Your goal:
The number of lines holding the string "patients" is all that is wanted; count them in the records below.

--- Given data ---

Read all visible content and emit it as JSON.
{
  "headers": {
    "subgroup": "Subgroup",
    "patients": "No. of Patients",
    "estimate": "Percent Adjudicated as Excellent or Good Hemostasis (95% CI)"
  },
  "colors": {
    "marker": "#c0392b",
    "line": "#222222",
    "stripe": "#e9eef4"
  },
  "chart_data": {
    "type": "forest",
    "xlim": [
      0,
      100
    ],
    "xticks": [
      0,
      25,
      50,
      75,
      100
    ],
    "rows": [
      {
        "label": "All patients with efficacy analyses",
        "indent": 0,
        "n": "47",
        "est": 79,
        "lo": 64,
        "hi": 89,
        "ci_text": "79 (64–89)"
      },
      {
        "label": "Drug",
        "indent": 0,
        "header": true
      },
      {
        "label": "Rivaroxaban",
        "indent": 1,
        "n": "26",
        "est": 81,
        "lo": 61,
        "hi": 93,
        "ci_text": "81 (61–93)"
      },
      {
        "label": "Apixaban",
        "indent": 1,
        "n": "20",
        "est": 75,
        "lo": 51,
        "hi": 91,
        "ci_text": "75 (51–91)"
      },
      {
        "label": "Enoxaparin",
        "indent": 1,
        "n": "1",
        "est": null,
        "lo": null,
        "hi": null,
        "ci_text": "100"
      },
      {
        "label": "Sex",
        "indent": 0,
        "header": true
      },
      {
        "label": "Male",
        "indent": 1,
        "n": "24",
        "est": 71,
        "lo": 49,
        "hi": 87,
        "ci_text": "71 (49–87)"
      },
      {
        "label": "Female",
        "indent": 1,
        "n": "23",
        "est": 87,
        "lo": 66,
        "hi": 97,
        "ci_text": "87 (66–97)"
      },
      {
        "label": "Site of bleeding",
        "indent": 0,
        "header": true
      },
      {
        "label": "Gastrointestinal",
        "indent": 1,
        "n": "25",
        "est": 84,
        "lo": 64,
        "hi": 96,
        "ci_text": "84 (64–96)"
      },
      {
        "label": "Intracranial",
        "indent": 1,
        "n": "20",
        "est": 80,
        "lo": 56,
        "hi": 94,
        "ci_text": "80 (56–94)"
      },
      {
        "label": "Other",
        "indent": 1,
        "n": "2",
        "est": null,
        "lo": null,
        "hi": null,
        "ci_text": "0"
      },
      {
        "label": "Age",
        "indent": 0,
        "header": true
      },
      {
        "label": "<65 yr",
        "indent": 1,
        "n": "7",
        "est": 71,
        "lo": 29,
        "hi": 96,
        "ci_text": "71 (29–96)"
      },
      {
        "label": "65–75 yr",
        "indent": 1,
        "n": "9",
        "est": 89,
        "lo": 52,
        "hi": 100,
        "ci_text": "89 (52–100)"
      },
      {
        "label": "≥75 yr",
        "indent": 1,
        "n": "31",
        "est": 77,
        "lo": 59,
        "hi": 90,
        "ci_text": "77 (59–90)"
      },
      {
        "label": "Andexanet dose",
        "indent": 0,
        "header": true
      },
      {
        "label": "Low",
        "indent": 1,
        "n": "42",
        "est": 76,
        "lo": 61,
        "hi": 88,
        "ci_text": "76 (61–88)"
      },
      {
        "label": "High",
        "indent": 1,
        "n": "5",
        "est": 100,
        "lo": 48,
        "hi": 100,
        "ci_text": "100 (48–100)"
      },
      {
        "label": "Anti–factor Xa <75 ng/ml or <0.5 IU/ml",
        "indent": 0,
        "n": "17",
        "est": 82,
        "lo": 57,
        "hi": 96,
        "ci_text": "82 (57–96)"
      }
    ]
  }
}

---

Solution:
2